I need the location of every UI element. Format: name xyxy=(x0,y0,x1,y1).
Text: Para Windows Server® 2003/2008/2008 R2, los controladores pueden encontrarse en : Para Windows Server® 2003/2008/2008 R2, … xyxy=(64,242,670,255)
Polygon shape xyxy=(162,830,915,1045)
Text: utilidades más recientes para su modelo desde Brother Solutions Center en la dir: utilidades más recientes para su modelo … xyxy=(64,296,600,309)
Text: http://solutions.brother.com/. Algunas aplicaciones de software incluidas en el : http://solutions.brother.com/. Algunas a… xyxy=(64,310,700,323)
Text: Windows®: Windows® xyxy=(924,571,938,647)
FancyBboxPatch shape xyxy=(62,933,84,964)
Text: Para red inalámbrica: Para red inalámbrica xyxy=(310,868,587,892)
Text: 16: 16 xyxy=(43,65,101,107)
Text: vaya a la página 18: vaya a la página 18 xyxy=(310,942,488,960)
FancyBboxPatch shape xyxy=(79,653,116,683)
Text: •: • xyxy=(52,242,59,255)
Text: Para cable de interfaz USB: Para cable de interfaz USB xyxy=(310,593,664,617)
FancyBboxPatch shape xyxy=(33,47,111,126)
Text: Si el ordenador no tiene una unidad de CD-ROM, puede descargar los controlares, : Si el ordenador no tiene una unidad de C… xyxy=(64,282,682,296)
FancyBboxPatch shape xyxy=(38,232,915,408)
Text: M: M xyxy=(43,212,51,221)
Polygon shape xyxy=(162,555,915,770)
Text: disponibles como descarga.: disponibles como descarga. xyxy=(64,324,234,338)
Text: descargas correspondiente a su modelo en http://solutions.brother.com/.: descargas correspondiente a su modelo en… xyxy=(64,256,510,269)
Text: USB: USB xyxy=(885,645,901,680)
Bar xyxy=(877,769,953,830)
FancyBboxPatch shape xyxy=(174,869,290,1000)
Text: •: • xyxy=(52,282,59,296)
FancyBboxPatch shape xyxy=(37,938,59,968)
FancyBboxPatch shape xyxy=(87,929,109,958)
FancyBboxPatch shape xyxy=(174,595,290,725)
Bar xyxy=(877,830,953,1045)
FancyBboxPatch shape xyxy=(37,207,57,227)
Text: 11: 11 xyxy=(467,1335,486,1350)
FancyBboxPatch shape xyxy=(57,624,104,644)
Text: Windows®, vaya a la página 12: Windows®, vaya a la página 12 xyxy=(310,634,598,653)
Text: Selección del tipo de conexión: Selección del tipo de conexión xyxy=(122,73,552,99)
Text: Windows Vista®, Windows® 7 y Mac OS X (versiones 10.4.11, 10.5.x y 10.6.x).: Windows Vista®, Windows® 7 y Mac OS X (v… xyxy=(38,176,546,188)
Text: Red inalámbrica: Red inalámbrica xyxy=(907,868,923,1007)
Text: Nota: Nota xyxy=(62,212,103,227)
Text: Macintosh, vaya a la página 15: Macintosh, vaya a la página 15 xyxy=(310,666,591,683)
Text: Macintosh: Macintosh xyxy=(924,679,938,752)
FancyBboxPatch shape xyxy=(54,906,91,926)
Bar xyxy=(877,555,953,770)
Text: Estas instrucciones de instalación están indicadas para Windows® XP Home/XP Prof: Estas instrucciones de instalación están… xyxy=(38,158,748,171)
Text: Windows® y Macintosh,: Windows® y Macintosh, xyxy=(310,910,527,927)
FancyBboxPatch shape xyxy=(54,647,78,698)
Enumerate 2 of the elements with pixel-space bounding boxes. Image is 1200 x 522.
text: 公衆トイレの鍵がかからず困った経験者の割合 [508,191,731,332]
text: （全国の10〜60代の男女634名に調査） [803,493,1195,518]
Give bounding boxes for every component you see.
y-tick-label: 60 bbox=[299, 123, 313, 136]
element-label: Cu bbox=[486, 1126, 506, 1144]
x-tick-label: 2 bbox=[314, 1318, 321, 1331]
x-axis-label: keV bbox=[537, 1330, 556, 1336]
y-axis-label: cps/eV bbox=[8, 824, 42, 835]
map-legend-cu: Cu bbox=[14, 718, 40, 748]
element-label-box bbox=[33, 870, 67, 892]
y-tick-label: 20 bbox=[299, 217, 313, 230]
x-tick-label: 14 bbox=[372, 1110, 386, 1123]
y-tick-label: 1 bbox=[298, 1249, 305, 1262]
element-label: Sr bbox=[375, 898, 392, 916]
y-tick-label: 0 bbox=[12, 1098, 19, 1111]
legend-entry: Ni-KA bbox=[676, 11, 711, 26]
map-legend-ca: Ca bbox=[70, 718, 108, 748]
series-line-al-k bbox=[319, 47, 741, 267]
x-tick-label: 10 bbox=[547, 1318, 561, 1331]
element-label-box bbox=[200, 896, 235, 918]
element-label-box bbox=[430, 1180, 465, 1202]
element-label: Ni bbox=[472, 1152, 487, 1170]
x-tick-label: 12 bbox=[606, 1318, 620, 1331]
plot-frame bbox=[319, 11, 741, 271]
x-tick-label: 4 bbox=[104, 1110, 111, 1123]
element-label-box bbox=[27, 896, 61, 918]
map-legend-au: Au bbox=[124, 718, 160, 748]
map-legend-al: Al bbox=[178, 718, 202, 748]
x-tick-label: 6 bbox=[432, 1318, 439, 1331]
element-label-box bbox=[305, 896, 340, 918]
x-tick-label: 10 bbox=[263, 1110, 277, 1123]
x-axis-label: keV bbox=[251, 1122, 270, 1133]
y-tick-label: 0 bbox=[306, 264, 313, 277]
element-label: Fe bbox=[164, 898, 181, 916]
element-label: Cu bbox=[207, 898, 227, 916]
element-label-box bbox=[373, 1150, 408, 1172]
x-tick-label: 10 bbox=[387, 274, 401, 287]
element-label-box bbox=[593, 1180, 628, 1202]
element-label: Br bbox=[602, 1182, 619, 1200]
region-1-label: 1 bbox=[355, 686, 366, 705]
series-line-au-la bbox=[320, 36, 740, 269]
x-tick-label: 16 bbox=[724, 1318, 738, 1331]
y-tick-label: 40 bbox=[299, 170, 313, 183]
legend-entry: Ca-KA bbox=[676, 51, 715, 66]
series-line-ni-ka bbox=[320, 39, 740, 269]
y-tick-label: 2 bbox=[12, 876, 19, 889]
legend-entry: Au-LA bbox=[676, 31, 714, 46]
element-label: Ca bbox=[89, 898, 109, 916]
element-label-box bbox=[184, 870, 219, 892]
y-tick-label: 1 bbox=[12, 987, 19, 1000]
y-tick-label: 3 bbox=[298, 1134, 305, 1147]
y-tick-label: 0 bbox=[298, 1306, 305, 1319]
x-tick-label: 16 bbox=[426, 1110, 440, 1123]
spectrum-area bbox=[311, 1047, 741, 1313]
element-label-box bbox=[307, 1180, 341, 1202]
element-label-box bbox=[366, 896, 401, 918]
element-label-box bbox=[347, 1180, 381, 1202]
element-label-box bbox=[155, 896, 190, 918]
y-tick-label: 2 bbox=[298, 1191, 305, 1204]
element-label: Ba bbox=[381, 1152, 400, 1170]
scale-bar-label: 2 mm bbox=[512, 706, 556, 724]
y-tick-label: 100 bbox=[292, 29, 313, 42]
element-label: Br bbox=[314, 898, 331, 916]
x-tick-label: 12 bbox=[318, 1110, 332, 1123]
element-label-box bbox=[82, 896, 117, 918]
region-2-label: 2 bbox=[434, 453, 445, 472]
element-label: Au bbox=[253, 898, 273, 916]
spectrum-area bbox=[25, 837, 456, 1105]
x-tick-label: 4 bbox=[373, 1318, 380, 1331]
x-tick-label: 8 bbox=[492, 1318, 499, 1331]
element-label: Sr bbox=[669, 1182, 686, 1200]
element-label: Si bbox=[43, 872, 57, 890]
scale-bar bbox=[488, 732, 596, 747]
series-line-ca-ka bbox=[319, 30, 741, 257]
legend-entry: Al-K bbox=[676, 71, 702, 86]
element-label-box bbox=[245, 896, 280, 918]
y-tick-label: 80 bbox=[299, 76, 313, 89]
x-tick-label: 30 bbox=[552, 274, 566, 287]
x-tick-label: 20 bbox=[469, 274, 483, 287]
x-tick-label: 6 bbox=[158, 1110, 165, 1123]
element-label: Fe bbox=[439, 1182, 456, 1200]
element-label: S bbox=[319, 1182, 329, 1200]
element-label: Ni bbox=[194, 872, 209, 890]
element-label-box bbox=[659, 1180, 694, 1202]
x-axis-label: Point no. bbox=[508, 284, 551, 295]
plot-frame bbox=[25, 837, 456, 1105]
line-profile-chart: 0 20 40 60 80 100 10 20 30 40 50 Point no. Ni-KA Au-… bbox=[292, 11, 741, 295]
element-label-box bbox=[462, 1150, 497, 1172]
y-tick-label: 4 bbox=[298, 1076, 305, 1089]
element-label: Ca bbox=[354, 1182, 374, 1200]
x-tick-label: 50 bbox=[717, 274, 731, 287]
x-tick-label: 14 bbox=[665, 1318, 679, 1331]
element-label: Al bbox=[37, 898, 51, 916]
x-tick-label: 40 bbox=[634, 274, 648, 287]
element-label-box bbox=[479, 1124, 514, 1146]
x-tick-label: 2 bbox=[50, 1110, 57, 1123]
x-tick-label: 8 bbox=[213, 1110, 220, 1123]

--------------------------------

Reproduce everything from the first of the rows above down to and including the line that contains "Text: utilidades más".

## Task solution
I need the location of every UI element. Format: name xyxy=(x0,y0,x1,y1).
Text: Para Windows Server® 2003/2008/2008 R2, los controladores pueden encontrarse en : Para Windows Server® 2003/2008/2008 R2, … xyxy=(64,242,670,255)
Polygon shape xyxy=(162,830,915,1045)
Text: utilidades más recientes para su modelo desde Brother Solutions Center en la dir: utilidades más recientes para su modelo … xyxy=(64,296,600,309)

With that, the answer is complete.